Task: Tally the lines of the listing that contain the string "with". Give the number and nothing else.

Supplied material:
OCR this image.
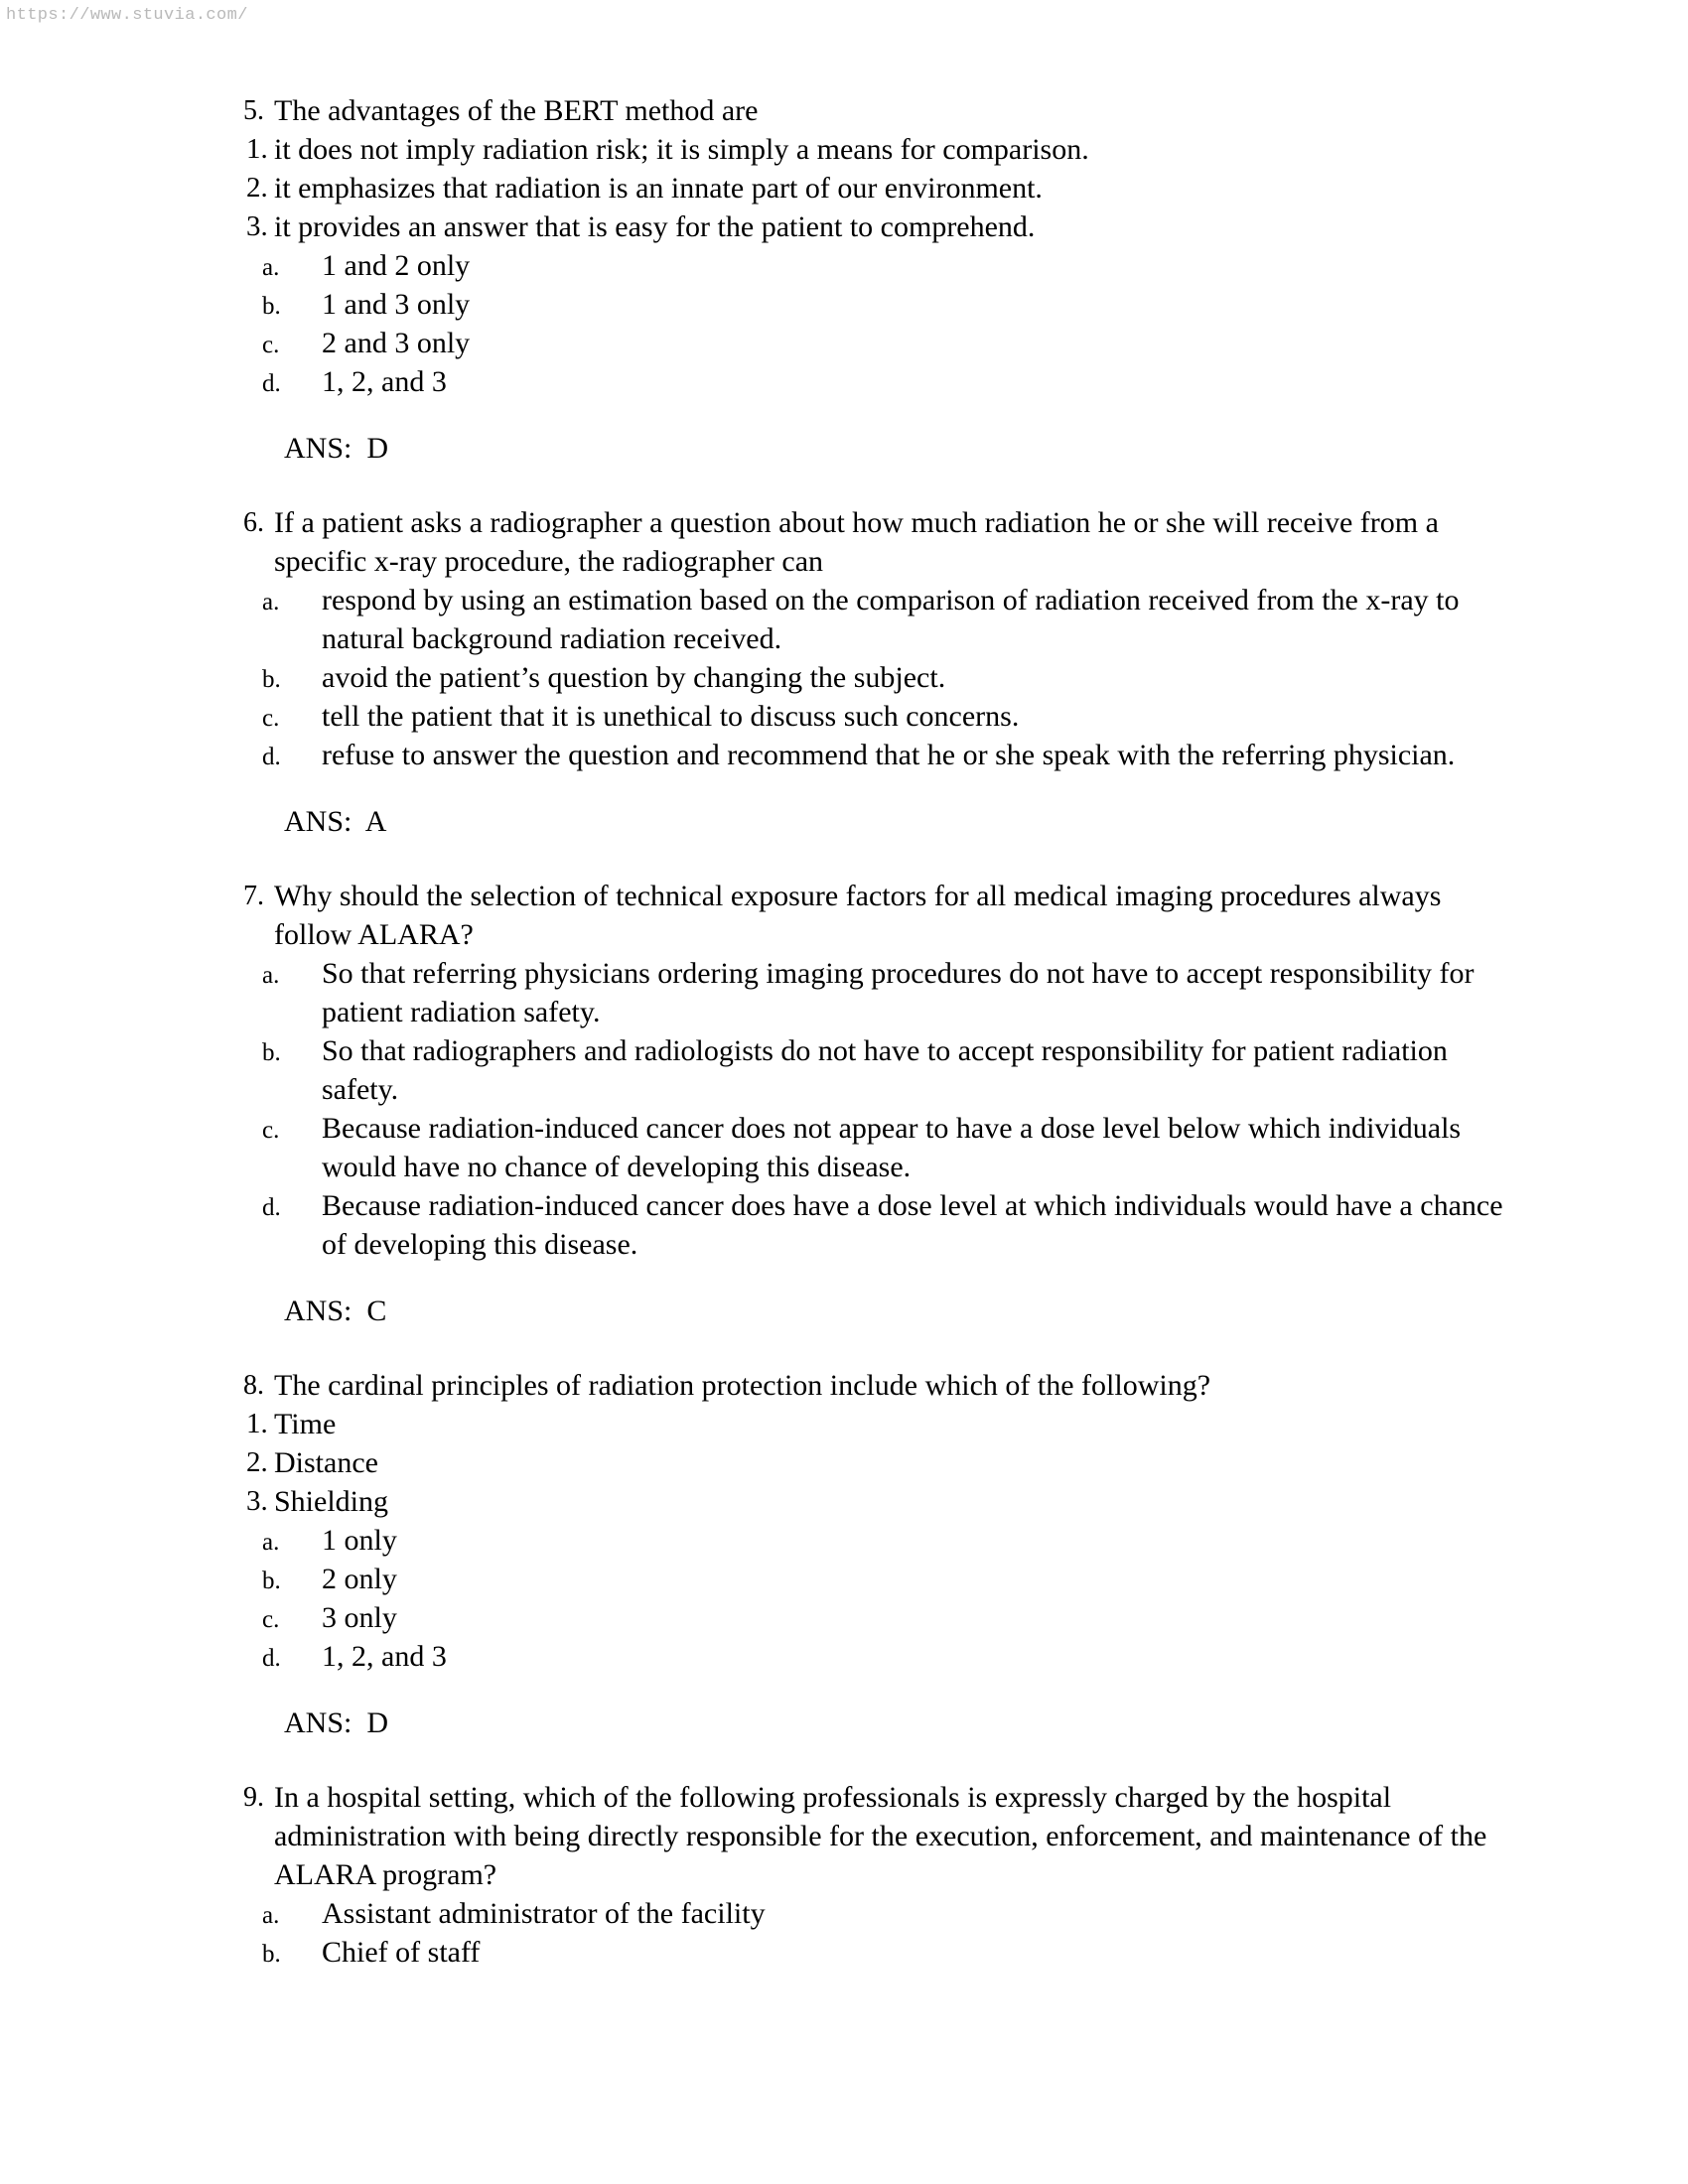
https://www.stuvia.com/
5. The advantages of the BERT method are
1. it does not imply radiation risk; it is simply a means for comparison.
2. it emphasizes that radiation is an innate part of our environment.
3. it provides an answer that is easy for the patient to comprehend.
a.	1 and 2 only
b.	1 and 3 only
c.	2 and 3 only
d.	1, 2, and 3
ANS:  D
6. If a patient asks a radiographer a question about how much radiation he or she will receive from a specific x-ray procedure, the radiographer can
a.	respond by using an estimation based on the comparison of radiation received from the x-ray to natural background radiation received.
b.	avoid the patient’s question by changing the subject.
c.	tell the patient that it is unethical to discuss such concerns.
d.	refuse to answer the question and recommend that he or she speak with the referring physician.
ANS:  A
7. Why should the selection of technical exposure factors for all medical imaging procedures always follow ALARA?
a.	So that referring physicians ordering imaging procedures do not have to accept responsibility for patient radiation safety.
b.	So that radiographers and radiologists do not have to accept responsibility for patient radiation safety.
c.	Because radiation-induced cancer does not appear to have a dose level below which individuals would have no chance of developing this disease.
d.	Because radiation-induced cancer does have a dose level at which individuals would have a chance of developing this disease.
ANS:  C
8. The cardinal principles of radiation protection include which of the following?
1. Time
2. Distance
3. Shielding
a.	1 only
b.	2 only
c.	3 only
d.	1, 2, and 3
ANS:  D
9. In a hospital setting, which of the following professionals is expressly charged by the hospital administration with being directly responsible for the execution, enforcement, and maintenance of the ALARA program?
a.	Assistant administrator of the facility
b.	Chief of staff
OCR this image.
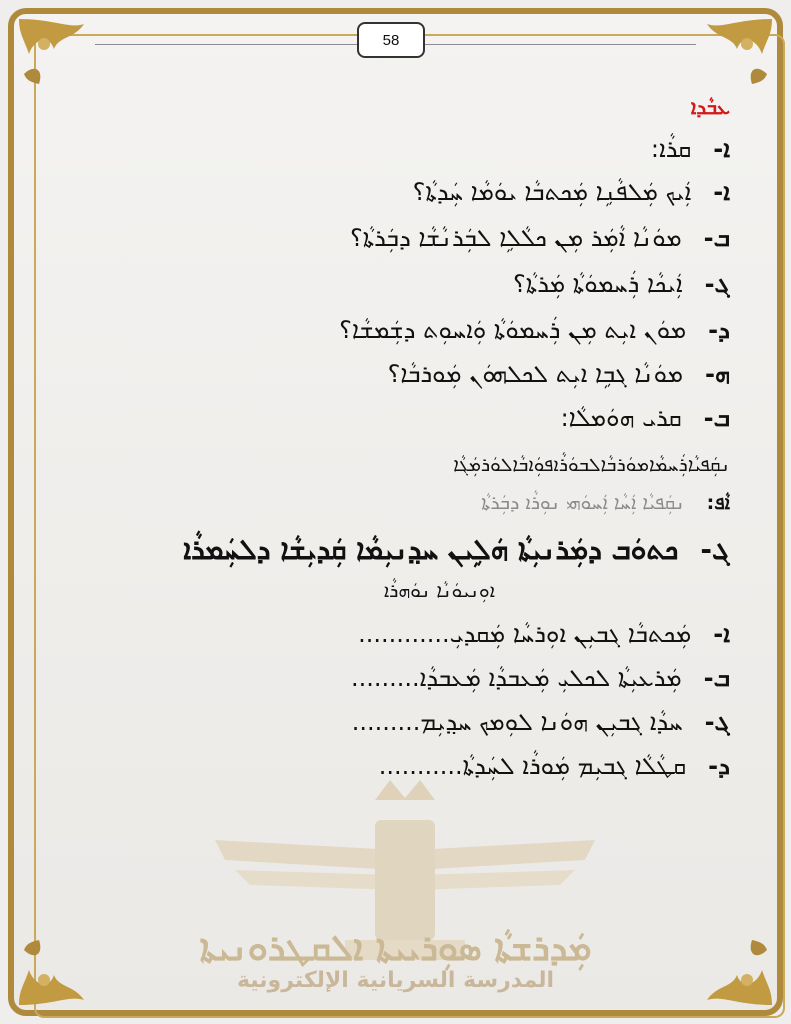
58
ܥܒܵܕܐ
ܐ-ܩܪܵܐ:
ܐ-ܐܲܝܟ ܡܲܠܦܵܢܹܐ ܡܲܟܬܒܵܐ ܝܘܿܡܵܐ ܚܲܕܬܵܐ؟
ܒ-ܡܘܿܢܵܐ ܐܵܡܲܪ ܡܼܢ ܟܠܵܠܹܐ ܠܒܲܪܢܵܫܵܐ ܕܒܲܪܬܵܐ؟
ܓ-ܐܲܝܟܵܐ ܪܲܚܡܘܿܬܵܐ ܡܲܪܬܵܐ؟
ܕ-ܡܘܿܢ ܐܝܼܬ ܡܼܢ ܪܲܚܡܘܿܬܵܐ ܘܲܐܚܘܼܬ ܕܫܲܡܫܵܐ؟
ܗ-ܡܘܿܢܵܐ ܓܒܹܐ ܐܝܼܬ ܠܟܠܗܘܿܢ ܡܲܘܪܒܵܐ؟
ܒ-ܩܪܝ ܗܘܿܡܠܵܐ:
ܢܩܲܦܝܵܐܪܲܚܡܵܐܡܘܿܪܒܵܐܠܒܘܿܪܵܐܦܘܲܐܒܵܐܠܘܿܪܡܲܓܵܐ
ܐܵܦ:ܢܩܲܦܝܵܐ ܐܲܚܵܐ ܐܲܚܘܿܗܝ ܢܘܼܪܵܐ ܕܒܲܪܬܵܐ
ܓ-ܟܬܘܿܒ ܕܡܲܪܢܝܼܬܵܐ ܗܿܠܹܝܢ ܚܕ݂ܢܝܼܡܵܐ ܩܲܕܝܼܫܵܐ ܕܠܚܲܡܪܵܐ
ܐܘܼܢܝܘܿܢܵܐ ܢܘܿܗܪܵܐ
ܐ-ܡܲܟܬܒܵܐ ܓܒܝܼܢ ܐܘܼܪܚܵܐ ܡܲܩܕܝܼ............
ܒ-ܡܲܪܥܝܼܬܵܐ ܠܟܠܝܼ ܡܲܥܒܕܵܐ ܡܲܥܒܕܵܐ.........
ܓ-ܚܕܵܐ ܓܒܝܼܢ ܗܘܿܢܐ ܠܘܼܡܟ ܚܕ݂ܝܼܡ.........
ܕ-ܩܛܵܠܵܐ ܓܒܝܼܡ ܡܲܘܪܵܐ ܠܚܲܕܬܵܐ...........
ܡܲܕܪܫܬܵܐ ܣܘܼܪܝܝܬܐ ܐܠܩܛܪܘܢܝܬܐ
المدرسة السريانية الإلكترونية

Answer to this problem: 2